No obstante, había diferencias entre  Diego de Agüero y Francisco de Astudillo. El segundo procuraba, a pesar de su genio, cuidar las formas; el primero, no. Diego de Agüero, que pagaría su osadía con la cárcel decretada por el juez de residencia Gudiel, se valía de un pastor de Pozoamargo, llamado Pablo Martínez, para ejecutar en las villas la comisiones encargadas por el corregidor. Uno y otro aceptaban dineros y sobornos sin remilgos: en Iniesta, el regidor Espinosa metía directamente trescientos reales en la faldriquera de Agüero por favorecerle en la elección de oficios. Otras veces, Agüero se concertaba con el escribano Francisco Garnica, del que se decía que había vuelto con los bolsillos repletos de reales de su visita a Ledaña, aldea de Iniesta. Estos Garnica, Francisco el escribano y su hijo Juan el alguacil andaban en turbios negocios con los portugueses existentes en la villa, en el al arrendamiento de algunas casas.

=====

## CONSIGNA
Responde según la selección de arriba:
(a) ¿Con qué pagaría Diego de Agüero su osadía?
(b) ¿De quién se valía Agüero para ejecutar en las villas las comisiones del corregidor?
(c) ¿Cuánto dinero metía el regidor Espinosa en la faldriquera de Agüero?

=====

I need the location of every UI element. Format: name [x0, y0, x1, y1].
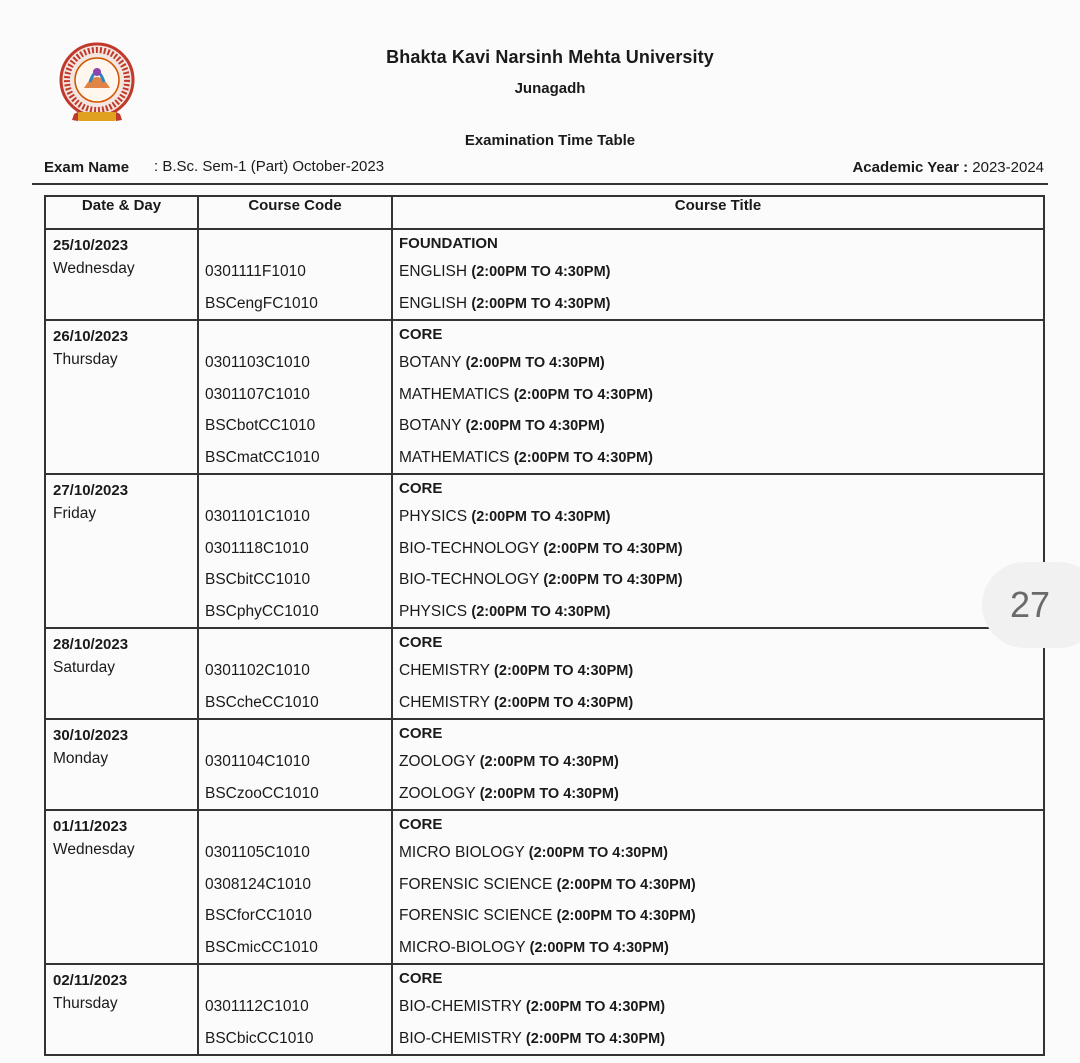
course-title-cell [392, 964, 1044, 1055]
course-title: FORENSIC SCIENCE [399, 875, 553, 893]
code-spacer [199, 720, 391, 746]
course-code-cell [198, 964, 392, 1055]
course-category: CORE [399, 816, 443, 833]
course-title-line [393, 869, 1043, 901]
exam-date: 27/10/2023 [53, 482, 129, 499]
exam-date: 26/10/2023 [53, 328, 129, 345]
document-title: Examination Time Table [464, 132, 636, 149]
exam-time: (2:00PM TO 4:30PM) [528, 845, 668, 861]
course-title-line [393, 1023, 1043, 1055]
page-number-indicator: 27 [982, 562, 1080, 648]
exam-time: (2:00PM TO 4:30PM) [556, 908, 696, 924]
course-title-line [393, 256, 1043, 288]
course-title: BIO-TECHNOLOGY [399, 539, 540, 557]
exam-day: Saturday [53, 659, 116, 676]
timetable-row [45, 719, 1044, 810]
exam-time: (2:00PM TO 4:30PM) [513, 386, 653, 403]
course-title-cell [392, 474, 1044, 628]
course-title: MICRO BIOLOGY [399, 844, 525, 861]
course-title-cell [392, 719, 1044, 810]
course-title-cell [392, 810, 1044, 964]
timetable [44, 195, 1045, 1056]
course-title: BIO-CHEMISTRY [399, 998, 522, 1015]
course-code: BSCengFC1010 [205, 294, 318, 312]
exam-date: 28/10/2023 [53, 636, 129, 653]
timetable-row [45, 810, 1044, 964]
header-divider [32, 183, 1048, 185]
course-title: MATHEMATICS [399, 385, 510, 403]
exam-day: Thursday [53, 351, 118, 368]
course-title-line [393, 655, 1043, 687]
exam-time: (2:00PM TO 4:30PM) [479, 754, 619, 770]
column-header-code: Course Code [198, 196, 392, 229]
course-title-line [393, 596, 1043, 628]
exam-day: Thursday [53, 995, 118, 1012]
column-header-title: Course Title [392, 196, 1044, 229]
course-code: BSCzooCC1010 [205, 784, 319, 802]
exam-time: (2:00PM TO 4:30PM) [471, 603, 611, 620]
course-code: 0301101C1010 [205, 508, 310, 525]
course-code-cell [198, 474, 392, 628]
course-title: ENGLISH [399, 294, 468, 312]
course-title-line [393, 991, 1043, 1023]
date-day-cell [45, 719, 198, 810]
course-code: BSCmatCC1010 [205, 448, 320, 466]
exam-name-value: : B.Sc. Sem-1 (Part) October-2023 [154, 158, 385, 175]
course-title-line [393, 746, 1043, 778]
exam-time: (2:00PM TO 4:30PM) [543, 572, 683, 588]
course-category: CORE [399, 970, 443, 987]
date-day-cell [45, 229, 198, 320]
academic-year-label: Academic Year : [852, 159, 969, 176]
course-category: CORE [399, 326, 443, 343]
course-code: 0301107C1010 [205, 385, 310, 403]
course-title: BIO-CHEMISTRY [399, 1029, 522, 1047]
exam-date: 25/10/2023 [53, 237, 129, 254]
timetable-row [45, 628, 1044, 719]
date-day-cell [45, 628, 198, 719]
course-category: FOUNDATION [399, 235, 498, 252]
course-title: MICRO-BIOLOGY [399, 938, 526, 956]
exam-time: (2:00PM TO 4:30PM) [479, 785, 619, 802]
exam-date: 01/11/2023 [53, 818, 128, 835]
exam-day: Wednesday [53, 841, 135, 858]
course-title-line [393, 379, 1043, 411]
academic-year-value: 2023-2024 [972, 159, 1044, 176]
course-title-line [393, 442, 1043, 474]
course-code: BSCbitCC1010 [205, 571, 311, 588]
code-spacer [199, 321, 391, 347]
course-title-line [393, 564, 1043, 596]
code-spacer [199, 475, 391, 501]
timetable-row [45, 229, 1044, 320]
course-code: 0301104C1010 [205, 753, 310, 770]
course-title-line [393, 347, 1043, 379]
exam-time: (2:00PM TO 4:30PM) [465, 418, 605, 434]
course-code-cell [198, 229, 392, 320]
exam-day: Monday [53, 750, 109, 767]
code-spacer [199, 629, 391, 655]
timetable-row [45, 964, 1044, 1055]
exam-day: Wednesday [53, 260, 135, 277]
academic-year [852, 159, 1044, 176]
exam-time: (2:00PM TO 4:30PM) [471, 295, 611, 312]
course-code: 0301112C1010 [205, 998, 309, 1015]
course-category: CORE [399, 634, 443, 651]
course-category: CORE [399, 725, 443, 742]
exam-date: 30/10/2023 [53, 727, 129, 744]
exam-day: Friday [53, 505, 97, 522]
course-code: 0301118C1010 [205, 539, 309, 557]
course-title: PHYSICS [399, 508, 468, 525]
course-title: ENGLISH [399, 263, 468, 280]
course-code: 0301105C1010 [205, 844, 310, 861]
course-code: BSCbicCC1010 [205, 1029, 314, 1047]
university-name: Bhakta Kavi Narsinh Mehta University [386, 47, 714, 67]
course-category: CORE [399, 480, 443, 497]
course-code: 0301103C1010 [205, 354, 310, 371]
course-title: ZOOLOGY [399, 753, 476, 770]
date-day-cell [45, 320, 198, 474]
course-title-line [393, 501, 1043, 533]
course-title-line [393, 288, 1043, 320]
course-code: BSCmicCC1010 [205, 938, 318, 956]
exam-time: (2:00PM TO 4:30PM) [529, 939, 669, 956]
exam-time: (2:00PM TO 4:30PM) [471, 509, 611, 525]
course-title: ZOOLOGY [399, 784, 476, 802]
course-title-cell [392, 320, 1044, 474]
course-code: BSCphyCC1010 [205, 602, 319, 620]
course-title-cell [392, 628, 1044, 719]
course-title: MATHEMATICS [399, 448, 510, 466]
exam-time: (2:00PM TO 4:30PM) [525, 999, 666, 1015]
university-city: Junagadh [514, 80, 586, 97]
date-day-cell [45, 474, 198, 628]
date-day-cell [45, 964, 198, 1055]
exam-time: (2:00PM TO 4:30PM) [494, 694, 634, 711]
exam-time: (2:00PM TO 4:30PM) [525, 1030, 666, 1047]
timetable-row [45, 320, 1044, 474]
exam-name-label: Exam Name [44, 159, 130, 176]
course-code: 0301111F1010 [205, 263, 306, 280]
exam-time: (2:00PM TO 4:30PM) [556, 876, 696, 893]
course-title: FORENSIC SCIENCE [399, 907, 553, 924]
exam-time: (2:00PM TO 4:30PM) [494, 663, 634, 679]
course-title-cell [392, 229, 1044, 320]
course-title-line [393, 410, 1043, 442]
exam-time: (2:00PM TO 4:30PM) [465, 355, 605, 371]
course-code: 0308124C1010 [205, 875, 312, 893]
date-day-cell [45, 810, 198, 964]
course-code-cell [198, 810, 392, 964]
code-spacer [199, 965, 391, 991]
column-header-date: Date & Day [45, 196, 198, 229]
exam-time: (2:00PM TO 4:30PM) [543, 540, 683, 557]
course-title: PHYSICS [399, 602, 468, 620]
course-title: BOTANY [399, 417, 462, 434]
course-title-line [393, 932, 1043, 964]
course-title-line [393, 837, 1043, 869]
course-code: BSCcheCC1010 [205, 693, 319, 711]
course-code-cell [198, 719, 392, 810]
timetable-header-row [45, 196, 1044, 229]
exam-date: 02/11/2023 [53, 972, 128, 989]
course-code: 0301102C1010 [205, 662, 310, 679]
exam-time: (2:00PM TO 4:30PM) [471, 264, 611, 280]
code-spacer [199, 230, 391, 256]
course-title-line [393, 900, 1043, 932]
course-code: BSCbotCC1010 [205, 417, 316, 434]
course-title: CHEMISTRY [399, 662, 490, 679]
timetable-row [45, 474, 1044, 628]
course-title-line [393, 687, 1043, 719]
course-code-cell [198, 320, 392, 474]
course-title-line [393, 778, 1043, 810]
course-title-line [393, 533, 1043, 565]
course-title: BOTANY [399, 354, 462, 371]
exam-time: (2:00PM TO 4:30PM) [513, 449, 653, 466]
course-title: BIO-TECHNOLOGY [399, 571, 540, 588]
course-code: BSCforCC1010 [205, 907, 312, 924]
course-code-cell [198, 628, 392, 719]
course-title: CHEMISTRY [399, 693, 490, 711]
code-spacer [199, 811, 391, 837]
exam-meta-row [44, 158, 1044, 180]
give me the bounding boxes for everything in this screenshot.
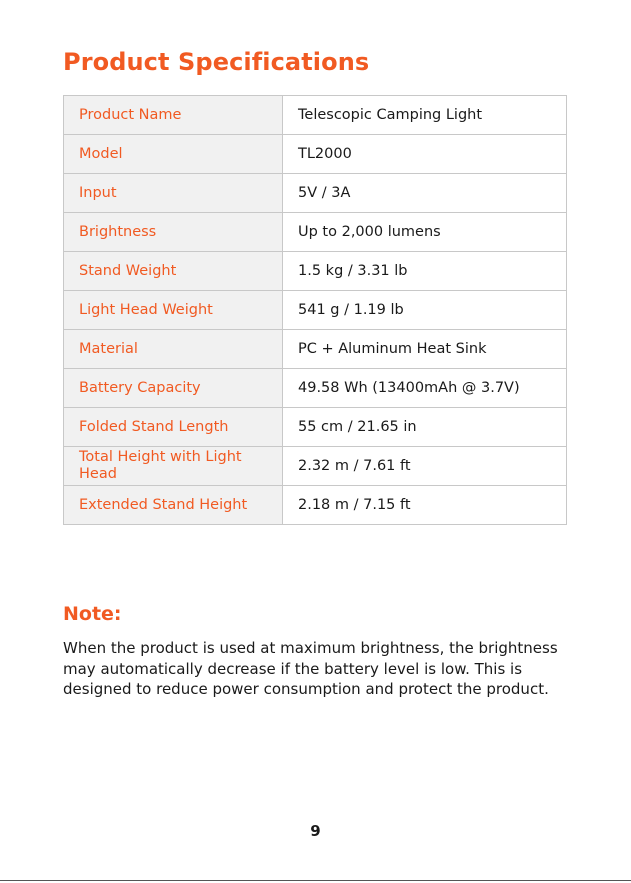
table-row (64, 447, 567, 486)
spec-value-input: 5V / 3A (283, 174, 567, 213)
specifications-table (63, 95, 567, 525)
spec-value-light-head-weight: 541 g / 1.19 lb (283, 291, 567, 330)
page-title: Product Specifications (63, 48, 370, 76)
page-bottom-divider (0, 880, 631, 881)
spec-value-brightness: Up to 2,000 lumens (283, 213, 567, 252)
spec-label-total-height: Total Height with Light Head (64, 447, 283, 486)
table-row (64, 369, 567, 408)
spec-label-product-name: Product Name (64, 96, 283, 135)
spec-label-battery-capacity: Battery Capacity (64, 369, 283, 408)
table-row (64, 96, 567, 135)
spec-value-material: PC + Aluminum Heat Sink (283, 330, 567, 369)
spec-value-product-name: Telescopic Camping Light (283, 96, 567, 135)
table-row (64, 135, 567, 174)
note-title: Note: (63, 603, 122, 625)
page-number: 9 (310, 822, 321, 840)
spec-label-model: Model (64, 135, 283, 174)
table-row (64, 252, 567, 291)
table-row (64, 408, 567, 447)
spec-value-battery-capacity: 49.58 Wh (13400mAh @ 3.7V) (283, 369, 567, 408)
spec-label-light-head-weight: Light Head Weight (64, 291, 283, 330)
spec-value-extended-stand-height: 2.18 m / 7.15 ft (283, 486, 567, 525)
spec-value-total-height: 2.32 m / 7.61 ft (283, 447, 567, 486)
table-row (64, 486, 567, 525)
spec-value-model: TL2000 (283, 135, 567, 174)
spec-label-folded-stand-length: Folded Stand Length (64, 408, 283, 447)
specifications-table-body (64, 96, 567, 525)
table-row (64, 330, 567, 369)
spec-label-brightness: Brightness (64, 213, 283, 252)
spec-label-extended-stand-height: Extended Stand Height (64, 486, 283, 525)
table-row (64, 174, 567, 213)
table-row (64, 213, 567, 252)
spec-value-stand-weight: 1.5 kg / 3.31 lb (283, 252, 567, 291)
spec-label-material: Material (64, 330, 283, 369)
spec-label-stand-weight: Stand Weight (64, 252, 283, 291)
table-row (64, 291, 567, 330)
note-body: When the product is used at maximum brightness, the brightness may automatically decrease if the battery level is low. This is designed to reduce power consumption and protect the product. (63, 639, 558, 698)
spec-value-folded-stand-length: 55 cm / 21.65 in (283, 408, 567, 447)
spec-label-input: Input (64, 174, 283, 213)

=====

## RESPUESTA AL PROBLEMA
(a) Con la cárcel decretada por el juez de residencia Gudiel.
(b) De un pastor de Pozoamargo llamado Pablo Martínez.
(c) Trescientos reales.